Given records:
☆ ☆ ☆ ☆ ☆ ☆ ☆

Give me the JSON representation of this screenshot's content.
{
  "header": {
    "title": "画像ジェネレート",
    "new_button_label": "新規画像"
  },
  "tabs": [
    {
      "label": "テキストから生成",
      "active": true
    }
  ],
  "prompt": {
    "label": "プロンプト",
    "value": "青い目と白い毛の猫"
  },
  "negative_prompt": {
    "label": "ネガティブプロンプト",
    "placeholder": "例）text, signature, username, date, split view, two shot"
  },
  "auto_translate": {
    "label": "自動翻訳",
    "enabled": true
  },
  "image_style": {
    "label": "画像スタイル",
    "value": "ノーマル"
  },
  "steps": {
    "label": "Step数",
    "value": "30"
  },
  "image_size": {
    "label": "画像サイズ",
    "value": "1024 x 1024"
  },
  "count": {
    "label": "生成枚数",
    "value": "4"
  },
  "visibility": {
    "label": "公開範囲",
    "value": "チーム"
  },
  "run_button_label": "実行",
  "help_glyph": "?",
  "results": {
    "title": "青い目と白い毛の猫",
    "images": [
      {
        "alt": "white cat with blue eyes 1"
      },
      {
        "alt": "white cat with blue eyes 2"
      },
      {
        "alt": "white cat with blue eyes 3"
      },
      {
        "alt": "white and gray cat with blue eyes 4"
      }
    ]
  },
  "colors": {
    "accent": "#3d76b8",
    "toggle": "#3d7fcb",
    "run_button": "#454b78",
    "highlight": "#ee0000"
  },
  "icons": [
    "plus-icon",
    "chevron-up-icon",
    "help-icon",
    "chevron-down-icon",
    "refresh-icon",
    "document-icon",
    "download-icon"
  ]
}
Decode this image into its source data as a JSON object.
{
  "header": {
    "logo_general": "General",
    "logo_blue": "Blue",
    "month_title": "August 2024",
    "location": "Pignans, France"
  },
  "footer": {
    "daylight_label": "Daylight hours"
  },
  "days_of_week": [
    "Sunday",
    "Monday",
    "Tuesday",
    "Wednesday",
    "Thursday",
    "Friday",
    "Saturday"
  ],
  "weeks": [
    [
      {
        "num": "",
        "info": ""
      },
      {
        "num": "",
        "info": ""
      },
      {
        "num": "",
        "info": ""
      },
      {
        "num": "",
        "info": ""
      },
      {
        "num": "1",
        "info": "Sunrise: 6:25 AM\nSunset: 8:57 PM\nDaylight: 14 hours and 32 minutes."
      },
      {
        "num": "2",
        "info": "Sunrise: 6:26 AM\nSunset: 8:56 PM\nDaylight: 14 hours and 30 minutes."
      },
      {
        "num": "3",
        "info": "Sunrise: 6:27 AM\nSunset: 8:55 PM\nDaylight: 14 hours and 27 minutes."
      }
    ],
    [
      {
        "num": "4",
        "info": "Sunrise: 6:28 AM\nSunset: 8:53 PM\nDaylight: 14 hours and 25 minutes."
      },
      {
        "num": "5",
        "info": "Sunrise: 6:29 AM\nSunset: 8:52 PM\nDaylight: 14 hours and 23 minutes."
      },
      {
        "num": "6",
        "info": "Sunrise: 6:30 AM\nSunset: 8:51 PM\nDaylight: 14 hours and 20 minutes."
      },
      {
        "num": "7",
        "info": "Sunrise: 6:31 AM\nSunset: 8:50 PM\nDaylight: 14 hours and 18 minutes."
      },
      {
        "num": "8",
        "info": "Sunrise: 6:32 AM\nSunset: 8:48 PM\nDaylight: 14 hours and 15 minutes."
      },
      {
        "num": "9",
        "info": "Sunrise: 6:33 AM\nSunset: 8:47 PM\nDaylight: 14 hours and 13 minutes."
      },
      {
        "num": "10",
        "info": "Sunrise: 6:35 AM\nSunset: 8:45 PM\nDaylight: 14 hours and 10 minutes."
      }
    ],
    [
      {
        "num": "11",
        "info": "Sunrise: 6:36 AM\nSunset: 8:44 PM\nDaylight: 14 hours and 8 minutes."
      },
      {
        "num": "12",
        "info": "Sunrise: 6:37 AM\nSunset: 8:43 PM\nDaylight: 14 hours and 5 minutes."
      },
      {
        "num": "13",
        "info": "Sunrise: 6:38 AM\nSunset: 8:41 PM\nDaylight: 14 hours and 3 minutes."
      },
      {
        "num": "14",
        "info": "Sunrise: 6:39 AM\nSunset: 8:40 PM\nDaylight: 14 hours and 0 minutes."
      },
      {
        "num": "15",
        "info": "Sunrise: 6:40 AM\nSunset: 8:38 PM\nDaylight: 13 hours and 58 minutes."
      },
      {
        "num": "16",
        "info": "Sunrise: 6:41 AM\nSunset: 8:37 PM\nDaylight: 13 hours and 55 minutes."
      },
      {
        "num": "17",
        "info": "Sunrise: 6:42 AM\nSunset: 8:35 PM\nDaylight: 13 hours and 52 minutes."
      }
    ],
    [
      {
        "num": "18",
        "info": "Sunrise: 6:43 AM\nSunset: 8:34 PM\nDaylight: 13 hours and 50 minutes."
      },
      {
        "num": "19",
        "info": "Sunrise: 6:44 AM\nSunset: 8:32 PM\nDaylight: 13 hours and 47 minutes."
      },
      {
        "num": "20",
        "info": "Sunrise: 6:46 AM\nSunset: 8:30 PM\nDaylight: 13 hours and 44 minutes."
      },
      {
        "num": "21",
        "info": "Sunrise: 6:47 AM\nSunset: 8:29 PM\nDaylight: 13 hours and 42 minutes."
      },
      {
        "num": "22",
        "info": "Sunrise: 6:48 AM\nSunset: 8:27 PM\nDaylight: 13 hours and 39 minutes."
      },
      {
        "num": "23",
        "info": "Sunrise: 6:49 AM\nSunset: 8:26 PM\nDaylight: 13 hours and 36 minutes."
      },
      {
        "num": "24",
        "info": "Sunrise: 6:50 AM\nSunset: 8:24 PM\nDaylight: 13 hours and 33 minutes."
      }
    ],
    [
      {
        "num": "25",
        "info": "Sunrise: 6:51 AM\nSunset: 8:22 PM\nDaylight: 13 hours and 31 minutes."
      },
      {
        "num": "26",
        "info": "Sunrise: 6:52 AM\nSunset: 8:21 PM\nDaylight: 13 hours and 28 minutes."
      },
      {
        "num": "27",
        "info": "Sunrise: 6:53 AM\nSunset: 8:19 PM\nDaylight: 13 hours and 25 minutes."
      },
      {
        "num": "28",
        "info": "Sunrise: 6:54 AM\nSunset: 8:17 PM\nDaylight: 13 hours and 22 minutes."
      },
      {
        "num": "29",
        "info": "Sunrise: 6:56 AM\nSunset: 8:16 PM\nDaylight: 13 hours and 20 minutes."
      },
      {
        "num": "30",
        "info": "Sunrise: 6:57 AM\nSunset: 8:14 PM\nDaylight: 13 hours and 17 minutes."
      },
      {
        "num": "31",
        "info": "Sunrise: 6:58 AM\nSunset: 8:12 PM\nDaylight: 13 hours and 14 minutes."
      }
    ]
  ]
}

☆ ☆ ☆ ☆ ☆ ☆ ☆

Your goal: Scan the data for the word "this" and copy every line where it shows up.

Answer below:
Give me the JSON representation of this screenshot's content.
Decode this image into its source data as a JSON object.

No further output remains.